*PAGE EXCERPT:*
# Squats in Eugene?



## Elijah (Jul 28, 2010)

I'm going to be in Eugene, OR within the next two weeks and am wondering about any well known squats already in operation, seems like Eugene would have to have something like that. Last time I was there I just slept with under the bridge that connects the park to the back of the mall with a bunch of old drunken hippies.

I should have stayed and tried to get an apartment but instead I took a bus to San Francisco and mistakingly ended up in the tenderloin where I watched some guy get blown away on Turk and Levenworth. So anyway, trying to get back to Oregon where people are kind and familiar. Any help out there?


----------



## macks (Jul 28, 2010)

There are no functional/established squats in Eugene to my knowledge. There's plenty of good places to sleep outside though!


----------



## Elijah (Aug 1, 2010)

Yeh actually I am very familiar with the Whiteaker neighboorhood it was my favorite area of town, and I've spend a month or two sleeping on the hill over Pearl ave. The issue this time is that I am actually going to have enough money to attempt paying for an apartment, but it may take a few weeks time and I am trying to avoide roughing it like I did all summmer. 

So i guess I'm trying to figure out if there is anywhere around town that is not outside exposed to the elements, but that I could use as a crash spot til I get my shit together. Floor space anyone for $50 a week?? Semi-collectivized squat? etc...

304 639 1004

p.s. - will be looking to kick it with some cool folks when I get into town, if anyone feels like hanging with another travelor for the nihgt I'm always up for wine, weed, women, and psychedelics.


----------



## Russ T (Sep 3, 2010)

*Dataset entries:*
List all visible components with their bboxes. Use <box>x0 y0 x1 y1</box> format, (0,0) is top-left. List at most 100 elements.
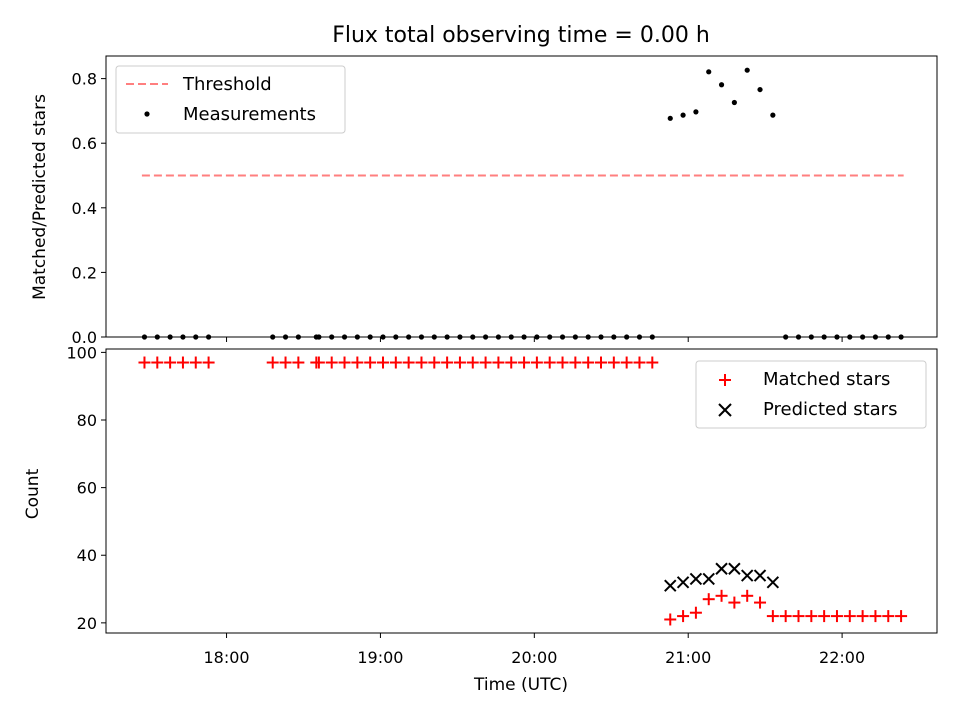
measurement-point <box>770 112 776 118</box>
top-legend: Threshold Measurements <box>115 65 346 134</box>
matched-star-point <box>189 356 202 369</box>
matched-star-point <box>869 610 882 623</box>
bottom-legend-box <box>695 360 927 429</box>
bottom-x-tick-label: 20:00 <box>511 648 557 667</box>
matched-star-point <box>805 610 818 623</box>
matched-star-point <box>402 356 415 369</box>
matched-star-point <box>543 356 556 369</box>
bottom-y-tick-label: 80 <box>77 411 97 430</box>
measurement-point <box>731 99 737 106</box>
matched-star-point <box>792 610 805 623</box>
top-axes-frame <box>105 55 938 338</box>
matched-star-point <box>266 356 279 369</box>
matched-star-point <box>664 613 677 626</box>
matched-star-point <box>453 356 466 369</box>
bottom-x-tick-label: 22:00 <box>819 648 865 667</box>
matched-star-point <box>607 356 620 369</box>
bottom-xlabel: Time (UTC) <box>473 675 568 695</box>
bottom-y-ticks: 20 40 60 80 100 <box>66 343 106 633</box>
matched-star-point <box>715 589 728 602</box>
matched-star-point <box>338 356 351 369</box>
measurement-point <box>693 109 699 115</box>
matched-star-point <box>505 356 518 369</box>
measurement-point <box>757 86 763 93</box>
top-y-tick-label: 0.2 <box>72 263 97 282</box>
matched-star-point <box>292 356 305 369</box>
measurement-point <box>744 67 750 73</box>
matched-star-point <box>728 596 741 609</box>
legend-threshold-label: Threshold <box>182 74 272 95</box>
matched-star-point <box>779 610 792 623</box>
top-y-tick-label: 0.6 <box>72 134 97 153</box>
matched-star-point <box>556 356 569 369</box>
matched-star-point <box>441 356 454 369</box>
top-x-ticks <box>226 337 843 342</box>
top-ylabel: Matched/Predicted stars <box>30 94 50 300</box>
matched-star-point <box>312 356 325 369</box>
matched-star-point <box>689 606 702 619</box>
top-y-tick-label: 0.0 <box>72 328 97 347</box>
matched-star-point <box>595 356 608 369</box>
bottom-ylabel: Count <box>23 468 43 519</box>
measurement-point <box>706 69 712 75</box>
matched-star-point <box>518 356 531 369</box>
matched-star-point <box>754 596 767 609</box>
predicted-star-point <box>715 562 728 575</box>
matched-star-point <box>741 589 754 602</box>
legend-measurements-label: Measurements <box>183 104 316 125</box>
matched-star-point <box>202 356 215 369</box>
bottom-x-tick-label: 18:00 <box>203 648 249 667</box>
matched-star-point <box>479 356 492 369</box>
top-y-ticks: 0.0 0.2 0.4 0.6 0.8 <box>72 70 106 347</box>
matched-star-point <box>620 356 633 369</box>
matched-star-point <box>882 610 895 623</box>
bottom-y-tick-label: 60 <box>77 479 97 498</box>
matched-star-point <box>830 610 843 623</box>
measurement-point <box>718 82 725 88</box>
matched-star-point <box>677 610 690 623</box>
bottom-x-tick-label: 21:00 <box>665 648 711 667</box>
matched-star-point <box>428 356 441 369</box>
matched-star-point <box>633 356 646 369</box>
matched-star-point <box>818 610 831 623</box>
matched-star-point <box>151 356 164 369</box>
predicted-star-point <box>664 579 677 592</box>
measurement-point <box>667 115 673 121</box>
predicted-star-point <box>740 569 754 582</box>
matched-star-point <box>279 356 292 369</box>
matched-star-point <box>702 593 715 606</box>
matched-star-point <box>492 356 505 369</box>
matched-star-point <box>466 356 479 369</box>
top-legend-box <box>115 65 346 134</box>
legend-measurements-swatch <box>144 111 150 117</box>
matched-star-point <box>389 356 402 369</box>
matched-star-point <box>895 610 908 623</box>
matched-star-point <box>856 610 869 623</box>
top-panel: Flux total observing time = 0.00 h Match… <box>30 23 938 347</box>
top-y-tick-label: 0.4 <box>72 199 97 218</box>
top-y-tick-label: 0.8 <box>72 70 97 89</box>
predicted-star-point <box>766 576 780 589</box>
bottom-series <box>138 356 908 626</box>
matched-star-point <box>176 356 189 369</box>
predicted-star-point <box>728 562 741 575</box>
matched-star-point <box>364 356 377 369</box>
bottom-x-tick-label: 19:00 <box>357 648 403 667</box>
legend-matched-swatch <box>719 374 731 386</box>
predicted-star-point <box>702 572 715 586</box>
matched-star-point <box>530 356 543 369</box>
matched-star-point <box>766 610 779 623</box>
matched-star-point <box>351 356 364 369</box>
matched-star-point <box>325 356 338 369</box>
bottom-legend: Matched stars Predicted stars <box>695 360 927 429</box>
matched-star-point <box>569 356 582 369</box>
matched-star-point <box>646 356 659 369</box>
bottom-y-tick-label: 20 <box>77 614 97 633</box>
matched-star-point <box>582 356 595 369</box>
matched-star-point <box>377 356 389 369</box>
bottom-x-ticks: 18:00 19:00 20:00 21:00 22:00 <box>203 633 865 667</box>
bottom-y-tick-label: 40 <box>77 546 97 565</box>
matched-star-point <box>843 610 856 623</box>
measurement-point <box>680 112 686 118</box>
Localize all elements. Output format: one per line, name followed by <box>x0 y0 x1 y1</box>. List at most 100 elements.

*GOALS:*
1) Answer these questions about the Eugene squats thread:
(a) Where did Elijah sleep the last time he was in Eugene?
(b) According to macks, are there any established squats in Eugene?
(c) How much per week does Elijah offer to pay for floor space?
2) Carry on the Eugene squats thread from the point where it stops.

*RESPONSES BY TASK:*
1)
(a) Under the bridge that connects the park to the back of the mall.
(b) No. There are none to macks's knowledge, though there are plenty of good places to sleep outside.
(c) $50.

2)
Chek out the Lorax.


----------



## menu (Sep 3, 2010)

I just slept over across from the subway by thomas jefferson park. its like north of the subway. hidden ish but the cops sometimes roll. last year we had like 10 kids staying there. but I usually stay out by santa clara and the spot to get out. better money out there too. business loop is a good spot if you get there before the homebums


----------



## macks (Sep 3, 2010)

I would say no to Jefferson park, it's got lots of homebums and heroin. The two H's of Eugene. 


Also Russ T maybe should keep that info to PM or something as it is not really a squat and may not be good for all of the internets to show up looking for a place to crash. Lots of scumfucks come through Eugene..


----------



## menu (Sep 3, 2010)

its not really in TJ park. its by an on ramp. its really out of the way. people call it the pit


----------



## macks (Sep 3, 2010)

Under the 105 ramp with all the railkid tags on the big circular post?


----------



## menu (Sep 3, 2010)

nah. bum piss is there. its before that. on the east side its not covered or anything.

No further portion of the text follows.